Start of SOURCE RECORDS
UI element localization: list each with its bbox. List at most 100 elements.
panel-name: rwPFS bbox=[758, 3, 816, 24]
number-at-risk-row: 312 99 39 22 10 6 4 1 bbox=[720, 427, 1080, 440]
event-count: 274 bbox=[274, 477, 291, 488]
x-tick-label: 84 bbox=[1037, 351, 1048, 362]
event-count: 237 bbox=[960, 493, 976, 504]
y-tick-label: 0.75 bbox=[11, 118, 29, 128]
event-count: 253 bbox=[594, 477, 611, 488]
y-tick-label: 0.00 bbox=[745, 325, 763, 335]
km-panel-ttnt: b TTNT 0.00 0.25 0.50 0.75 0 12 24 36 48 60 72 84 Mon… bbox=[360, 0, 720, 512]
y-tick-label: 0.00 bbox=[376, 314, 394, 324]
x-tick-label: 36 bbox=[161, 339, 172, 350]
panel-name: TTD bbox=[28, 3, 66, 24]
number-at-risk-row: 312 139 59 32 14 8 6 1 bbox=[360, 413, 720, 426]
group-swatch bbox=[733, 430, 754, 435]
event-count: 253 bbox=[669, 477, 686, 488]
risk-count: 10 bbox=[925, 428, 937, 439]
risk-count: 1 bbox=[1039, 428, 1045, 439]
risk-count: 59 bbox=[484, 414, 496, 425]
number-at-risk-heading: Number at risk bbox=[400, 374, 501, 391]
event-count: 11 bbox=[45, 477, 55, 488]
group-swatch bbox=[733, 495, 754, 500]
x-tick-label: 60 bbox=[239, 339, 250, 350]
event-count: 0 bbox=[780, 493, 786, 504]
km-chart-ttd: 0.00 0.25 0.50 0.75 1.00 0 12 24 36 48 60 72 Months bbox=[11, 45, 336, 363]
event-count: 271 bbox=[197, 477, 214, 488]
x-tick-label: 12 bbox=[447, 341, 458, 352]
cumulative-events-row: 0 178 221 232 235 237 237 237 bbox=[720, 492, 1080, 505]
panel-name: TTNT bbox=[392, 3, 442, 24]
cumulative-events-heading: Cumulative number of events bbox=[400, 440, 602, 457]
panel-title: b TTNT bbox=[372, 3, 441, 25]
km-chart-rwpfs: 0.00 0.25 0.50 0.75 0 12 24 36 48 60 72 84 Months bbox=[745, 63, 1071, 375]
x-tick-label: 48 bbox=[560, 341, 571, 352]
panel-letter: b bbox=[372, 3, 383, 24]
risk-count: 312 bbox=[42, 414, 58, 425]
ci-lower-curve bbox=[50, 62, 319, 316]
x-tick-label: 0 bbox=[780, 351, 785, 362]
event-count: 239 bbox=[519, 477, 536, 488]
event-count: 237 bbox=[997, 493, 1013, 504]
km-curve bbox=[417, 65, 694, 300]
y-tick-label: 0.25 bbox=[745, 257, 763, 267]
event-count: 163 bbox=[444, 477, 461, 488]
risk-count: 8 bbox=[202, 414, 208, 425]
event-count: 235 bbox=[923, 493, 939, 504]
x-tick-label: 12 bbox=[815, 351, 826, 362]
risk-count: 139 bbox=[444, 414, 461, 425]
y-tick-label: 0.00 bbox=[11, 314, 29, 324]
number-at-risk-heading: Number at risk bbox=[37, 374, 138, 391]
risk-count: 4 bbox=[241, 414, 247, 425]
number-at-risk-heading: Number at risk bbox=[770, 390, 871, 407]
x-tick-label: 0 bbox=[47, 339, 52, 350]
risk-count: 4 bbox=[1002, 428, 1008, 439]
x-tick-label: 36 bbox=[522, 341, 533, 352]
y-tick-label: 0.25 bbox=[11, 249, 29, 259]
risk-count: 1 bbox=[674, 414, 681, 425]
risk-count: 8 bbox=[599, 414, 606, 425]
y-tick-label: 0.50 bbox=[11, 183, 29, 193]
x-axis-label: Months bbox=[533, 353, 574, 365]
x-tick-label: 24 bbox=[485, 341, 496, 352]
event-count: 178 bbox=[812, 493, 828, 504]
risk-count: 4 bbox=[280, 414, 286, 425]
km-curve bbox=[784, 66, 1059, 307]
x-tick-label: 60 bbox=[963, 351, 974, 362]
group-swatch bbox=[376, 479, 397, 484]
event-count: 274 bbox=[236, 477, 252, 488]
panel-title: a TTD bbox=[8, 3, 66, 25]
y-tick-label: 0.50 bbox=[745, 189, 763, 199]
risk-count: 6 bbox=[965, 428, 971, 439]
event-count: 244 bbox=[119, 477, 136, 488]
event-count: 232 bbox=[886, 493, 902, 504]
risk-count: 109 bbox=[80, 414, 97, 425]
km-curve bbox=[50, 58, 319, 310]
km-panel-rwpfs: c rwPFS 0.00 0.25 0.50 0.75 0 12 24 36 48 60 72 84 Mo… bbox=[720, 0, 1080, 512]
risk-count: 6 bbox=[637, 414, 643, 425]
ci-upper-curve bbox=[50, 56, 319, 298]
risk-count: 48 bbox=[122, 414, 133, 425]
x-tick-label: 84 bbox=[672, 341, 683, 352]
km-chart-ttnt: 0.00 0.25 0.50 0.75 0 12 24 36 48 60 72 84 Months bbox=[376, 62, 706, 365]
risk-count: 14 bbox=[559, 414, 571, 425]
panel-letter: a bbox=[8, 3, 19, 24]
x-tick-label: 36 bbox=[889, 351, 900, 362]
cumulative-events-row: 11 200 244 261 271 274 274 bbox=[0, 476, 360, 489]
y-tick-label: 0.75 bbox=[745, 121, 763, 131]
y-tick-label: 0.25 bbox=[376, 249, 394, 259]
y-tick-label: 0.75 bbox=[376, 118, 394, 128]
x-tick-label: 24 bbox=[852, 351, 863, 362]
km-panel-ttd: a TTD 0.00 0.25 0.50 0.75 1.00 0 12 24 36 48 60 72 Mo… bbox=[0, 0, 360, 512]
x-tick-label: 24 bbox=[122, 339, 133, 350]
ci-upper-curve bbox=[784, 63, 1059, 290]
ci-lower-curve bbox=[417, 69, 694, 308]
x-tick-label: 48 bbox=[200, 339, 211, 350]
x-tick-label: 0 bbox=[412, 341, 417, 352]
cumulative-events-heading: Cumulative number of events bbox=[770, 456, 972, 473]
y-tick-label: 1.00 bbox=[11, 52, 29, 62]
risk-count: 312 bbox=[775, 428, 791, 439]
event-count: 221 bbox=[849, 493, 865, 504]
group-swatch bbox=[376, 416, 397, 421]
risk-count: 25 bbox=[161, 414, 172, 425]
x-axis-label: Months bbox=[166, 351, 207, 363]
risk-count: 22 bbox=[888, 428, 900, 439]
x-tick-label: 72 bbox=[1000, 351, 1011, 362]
End of SOURCE RECORDS
◆ AIM: Copy out every line of the records above with no changes.

◆ WRITTEN ANSWER:
UI element localization: list each with its bbox. List at most 100 elements.
panel-name: rwPFS bbox=[758, 3, 816, 24]
number-at-risk-row: 312 99 39 22 10 6 4 1 bbox=[720, 427, 1080, 440]
event-count: 274 bbox=[274, 477, 291, 488]
x-tick-label: 84 bbox=[1037, 351, 1048, 362]
event-count: 237 bbox=[960, 493, 976, 504]
y-tick-label: 0.75 bbox=[11, 118, 29, 128]
event-count: 253 bbox=[594, 477, 611, 488]
y-tick-label: 0.00 bbox=[745, 325, 763, 335]
km-panel-ttnt: b TTNT 0.00 0.25 0.50 0.75 0 12 24 36 48 60 72 84 Mon… bbox=[360, 0, 720, 512]
y-tick-label: 0.00 bbox=[376, 314, 394, 324]
x-tick-label: 36 bbox=[161, 339, 172, 350]
panel-name: TTD bbox=[28, 3, 66, 24]
number-at-risk-row: 312 139 59 32 14 8 6 1 bbox=[360, 413, 720, 426]
group-swatch bbox=[733, 430, 754, 435]
event-count: 253 bbox=[669, 477, 686, 488]
risk-count: 10 bbox=[925, 428, 937, 439]
risk-count: 1 bbox=[1039, 428, 1045, 439]
risk-count: 59 bbox=[484, 414, 496, 425]
number-at-risk-heading: Number at risk bbox=[400, 374, 501, 391]
event-count: 11 bbox=[45, 477, 55, 488]
group-swatch bbox=[733, 495, 754, 500]
x-tick-label: 60 bbox=[239, 339, 250, 350]
event-count: 0 bbox=[780, 493, 786, 504]
km-chart-ttd: 0.00 0.25 0.50 0.75 1.00 0 12 24 36 48 60 72 Months bbox=[11, 45, 336, 363]
event-count: 271 bbox=[197, 477, 214, 488]
x-tick-label: 12 bbox=[447, 341, 458, 352]
cumulative-events-row: 0 178 221 232 235 237 237 237 bbox=[720, 492, 1080, 505]
panel-name: TTNT bbox=[392, 3, 442, 24]
cumulative-events-heading: Cumulative number of events bbox=[400, 440, 602, 457]
panel-title: b TTNT bbox=[372, 3, 441, 25]
km-chart-rwpfs: 0.00 0.25 0.50 0.75 0 12 24 36 48 60 72 84 Months bbox=[745, 63, 1071, 375]
x-tick-label: 48 bbox=[560, 341, 571, 352]
panel-letter: b bbox=[372, 3, 383, 24]
risk-count: 312 bbox=[42, 414, 58, 425]
ci-lower-curve bbox=[50, 62, 319, 316]
x-tick-label: 0 bbox=[780, 351, 785, 362]
event-count: 239 bbox=[519, 477, 536, 488]
event-count: 237 bbox=[997, 493, 1013, 504]
km-curve bbox=[417, 65, 694, 300]
y-tick-label: 0.25 bbox=[745, 257, 763, 267]
event-count: 163 bbox=[444, 477, 461, 488]
risk-count: 8 bbox=[202, 414, 208, 425]
event-count: 235 bbox=[923, 493, 939, 504]
x-tick-label: 12 bbox=[815, 351, 826, 362]
risk-count: 139 bbox=[444, 414, 461, 425]
y-tick-label: 0.00 bbox=[11, 314, 29, 324]
number-at-risk-heading: Number at risk bbox=[37, 374, 138, 391]
risk-count: 4 bbox=[241, 414, 247, 425]
number-at-risk-heading: Number at risk bbox=[770, 390, 871, 407]
x-tick-label: 0 bbox=[47, 339, 52, 350]
risk-count: 4 bbox=[1002, 428, 1008, 439]
x-tick-label: 36 bbox=[522, 341, 533, 352]
y-tick-label: 0.25 bbox=[11, 249, 29, 259]
risk-count: 1 bbox=[674, 414, 681, 425]
risk-count: 8 bbox=[599, 414, 606, 425]
y-tick-label: 0.50 bbox=[11, 183, 29, 193]
x-axis-label: Months bbox=[533, 353, 574, 365]
x-tick-label: 24 bbox=[485, 341, 496, 352]
event-count: 178 bbox=[812, 493, 828, 504]
risk-count: 4 bbox=[280, 414, 286, 425]
km-curve bbox=[784, 66, 1059, 307]
x-tick-label: 60 bbox=[963, 351, 974, 362]
group-swatch bbox=[376, 479, 397, 484]
event-count: 274 bbox=[236, 477, 252, 488]
panel-title: a TTD bbox=[8, 3, 66, 25]
y-tick-label: 0.50 bbox=[745, 189, 763, 199]
risk-count: 6 bbox=[965, 428, 971, 439]
event-count: 244 bbox=[119, 477, 136, 488]
event-count: 232 bbox=[886, 493, 902, 504]
risk-count: 109 bbox=[80, 414, 97, 425]
km-curve bbox=[50, 58, 319, 310]
km-panel-rwpfs: c rwPFS 0.00 0.25 0.50 0.75 0 12 24 36 48 60 72 84 Mo… bbox=[720, 0, 1080, 512]
risk-count: 6 bbox=[637, 414, 643, 425]
ci-upper-curve bbox=[50, 56, 319, 298]
risk-count: 48 bbox=[122, 414, 133, 425]
x-tick-label: 84 bbox=[672, 341, 683, 352]
km-chart-ttnt: 0.00 0.25 0.50 0.75 0 12 24 36 48 60 72 84 Months bbox=[376, 62, 706, 365]
risk-count: 14 bbox=[559, 414, 571, 425]
panel-letter: a bbox=[8, 3, 19, 24]
x-tick-label: 36 bbox=[889, 351, 900, 362]
cumulative-events-row: 11 200 244 261 271 274 274 bbox=[0, 476, 360, 489]
y-tick-label: 0.75 bbox=[745, 121, 763, 131]
y-tick-label: 0.25 bbox=[376, 249, 394, 259]
y-tick-label: 0.75 bbox=[376, 118, 394, 128]
x-tick-label: 24 bbox=[852, 351, 863, 362]
km-panel-ttd: a TTD 0.00 0.25 0.50 0.75 1.00 0 12 24 36 48 60 72 Mo… bbox=[0, 0, 360, 512]
x-tick-label: 24 bbox=[122, 339, 133, 350]
ci-upper-curve bbox=[784, 63, 1059, 290]
ci-lower-curve bbox=[417, 69, 694, 308]
x-tick-label: 48 bbox=[200, 339, 211, 350]
x-tick-label: 0 bbox=[412, 341, 417, 352]
cumulative-events-heading: Cumulative number of events bbox=[770, 456, 972, 473]
y-tick-label: 1.00 bbox=[11, 52, 29, 62]
risk-count: 312 bbox=[775, 428, 791, 439]
event-count: 221 bbox=[849, 493, 865, 504]
group-swatch bbox=[376, 416, 397, 421]
risk-count: 25 bbox=[161, 414, 172, 425]
x-axis-label: Months bbox=[166, 351, 207, 363]
risk-count: 22 bbox=[888, 428, 900, 439]
x-tick-label: 72 bbox=[1000, 351, 1011, 362]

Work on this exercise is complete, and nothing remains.